## What the task requires:
Write the data below out exactly as it stands. Do not include the pictures.

## Source data:

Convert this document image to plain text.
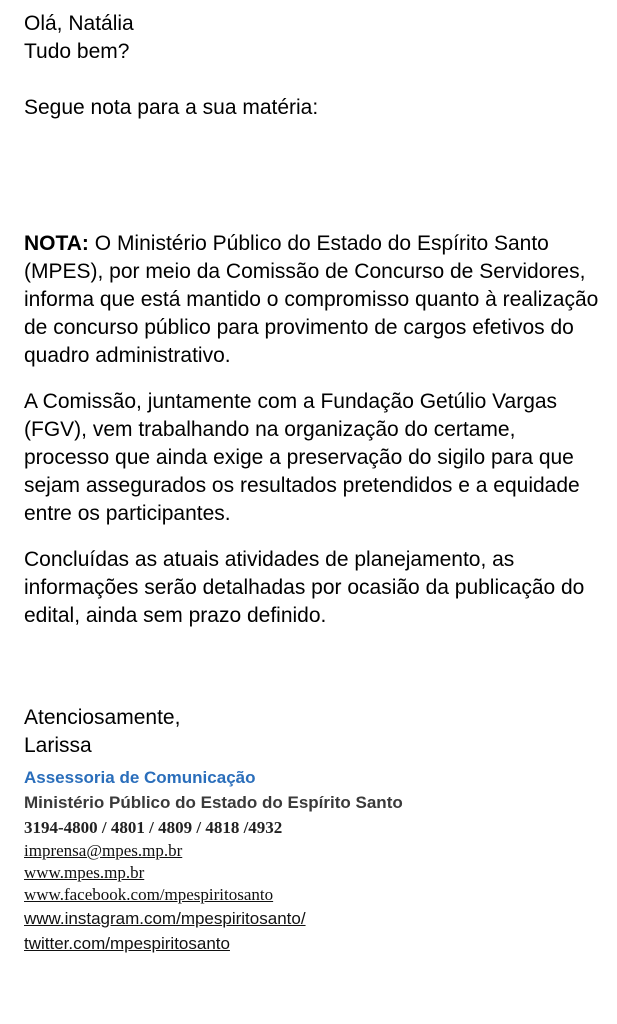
Olá, Natália

Tudo bem?

Segue nota para a sua matéria:

NOTA: O Ministério Público do Estado do Espírito Santo (MPES), por meio da Comissão de Concurso de Servidores, informa que está mantido o compromisso quanto à realização de concurso público para provimento de cargos efetivos do quadro administrativo.

A Comissão, juntamente com a Fundação Getúlio Vargas (FGV), vem trabalhando na organização do certame, processo que ainda exige a preservação do sigilo para que sejam assegurados os resultados pretendidos e a equidade entre os participantes.

Concluídas as atuais atividades de planejamento, as informações serão detalhadas por ocasião da publicação do edital, ainda sem prazo definido.

Atenciosamente,

Larissa

Assessoria de Comunicação
Ministério Público do Estado do Espírito Santo
3194-4800 / 4801 / 4809 / 4818 /4932
imprensa@mpes.mp.br
www.mpes.mp.br
www.facebook.com/mpespiritosanto
www.instagram.com/mpespiritosanto/
twitter.com/mpespiritosanto
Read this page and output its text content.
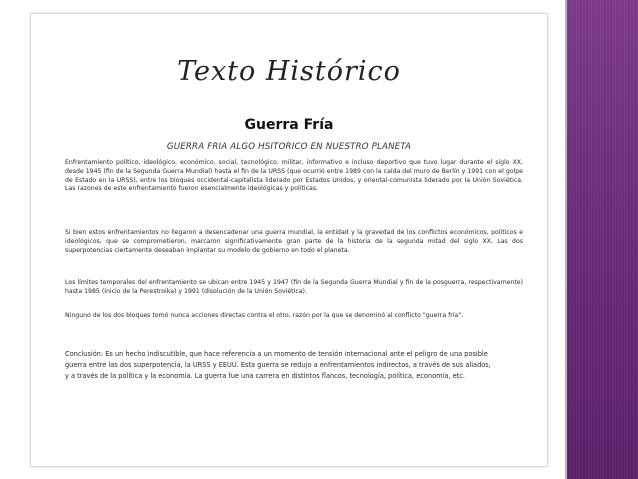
Texto Histórico
Guerra Fría
GUERRA FRIA ALGO HSITORICO EN NUESTRO PLANETA

Enfrentamiento político, ideológico, económico, social, tecnológico, militar, informativo e incluso deportivo que tuvo lugar durante el siglo XX, desde 1945 (fin de la Segunda Guerra Mundial) hasta el fin de la URSS (que ocurrió entre 1989 con la caída del muro de Berlín y 1991 con el golpe de Estado en la URSS), entre los bloques occidental-capitalista liderado por Estados Unidos, y oriental-comunista liderado por la Unión Soviética. Las razones de este enfrentamiento fueron esencialmente ideológicas y políticas.

Si bien estos enfrentamientos no llegaron a desencadenar una guerra mundial, la entidad y la gravedad de los conflictos económicos, políticos e ideológicos, que se comprometieron, marcaron significativamente gran parte de la historia de la segunda mitad del siglo XX. Las dos superpotencias ciertamente deseaban implantar su modelo de gobierno en todo el planeta.

Los límites temporales del enfrentamiento se ubican entre 1945 y 1947 (fin de la Segunda Guerra Mundial y fin de la posguerra, respectivamente) hasta 1985 (inicio de la Perestroika) y 1991 (disolución de la Unión Soviética).

Ninguno de los dos bloques tomó nunca acciones directas contra el otro, razón por la que se denominó al conflicto "guerra fría".

Conclusión: Es un hecho indiscutible, que hace referencia a un momento de tensión internacional ante el peligro de una posible guerra entre las dos superpotencia, la URSS y EEUU. Esta guerra se redujo a enfrentamientos indirectos, a través de sus aliados, y a través de la política y la economía. La guerra fue una carrera en distintos flancos, tecnología, política, economía, etc.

## Correct output:
Convert this document image to plain text.
Olá, Natália

Tudo bem?

Segue nota para a sua matéria:

NOTA: O Ministério Público do Estado do Espírito Santo (MPES), por meio da Comissão de Concurso de Servidores, informa que está mantido o compromisso quanto à realização de concurso público para provimento de cargos efetivos do quadro administrativo.

A Comissão, juntamente com a Fundação Getúlio Vargas (FGV), vem trabalhando na organização do certame, processo que ainda exige a preservação do sigilo para que sejam assegurados os resultados pretendidos e a equidade entre os participantes.

Concluídas as atuais atividades de planejamento, as informações serão detalhadas por ocasião da publicação do edital, ainda sem prazo definido.

Atenciosamente,

Larissa

Assessoria de Comunicação
Ministério Público do Estado do Espírito Santo
3194-4800 / 4801 / 4809 / 4818 /4932
imprensa@mpes.mp.br
www.mpes.mp.br
www.facebook.com/mpespiritosanto
www.instagram.com/mpespiritosanto/
twitter.com/mpespiritosanto
Read this page and output its text content.
Texto Histórico
Guerra Fría
GUERRA FRIA ALGO HSITORICO EN NUESTRO PLANETA

Enfrentamiento político, ideológico, económico, social, tecnológico, militar, informativo e incluso deportivo que tuvo lugar durante el siglo XX, desde 1945 (fin de la Segunda Guerra Mundial) hasta el fin de la URSS (que ocurrió entre 1989 con la caída del muro de Berlín y 1991 con el golpe de Estado en la URSS), entre los bloques occidental-capitalista liderado por Estados Unidos, y oriental-comunista liderado por la Unión Soviética. Las razones de este enfrentamiento fueron esencialmente ideológicas y políticas.

Si bien estos enfrentamientos no llegaron a desencadenar una guerra mundial, la entidad y la gravedad de los conflictos económicos, políticos e ideológicos, que se comprometieron, marcaron significativamente gran parte de la historia de la segunda mitad del siglo XX. Las dos superpotencias ciertamente deseaban implantar su modelo de gobierno en todo el planeta.

Los límites temporales del enfrentamiento se ubican entre 1945 y 1947 (fin de la Segunda Guerra Mundial y fin de la posguerra, respectivamente) hasta 1985 (inicio de la Perestroika) y 1991 (disolución de la Unión Soviética).

Ninguno de los dos bloques tomó nunca acciones directas contra el otro, razón por la que se denominó al conflicto "guerra fría".

Conclusión: Es un hecho indiscutible, que hace referencia a un momento de tensión internacional ante el peligro de una posible guerra entre las dos superpotencia, la URSS y EEUU. Esta guerra se redujo a enfrentamientos indirectos, a través de sus aliados, y a través de la política y la economía. La guerra fue una carrera en distintos flancos, tecnología, política, economía, etc.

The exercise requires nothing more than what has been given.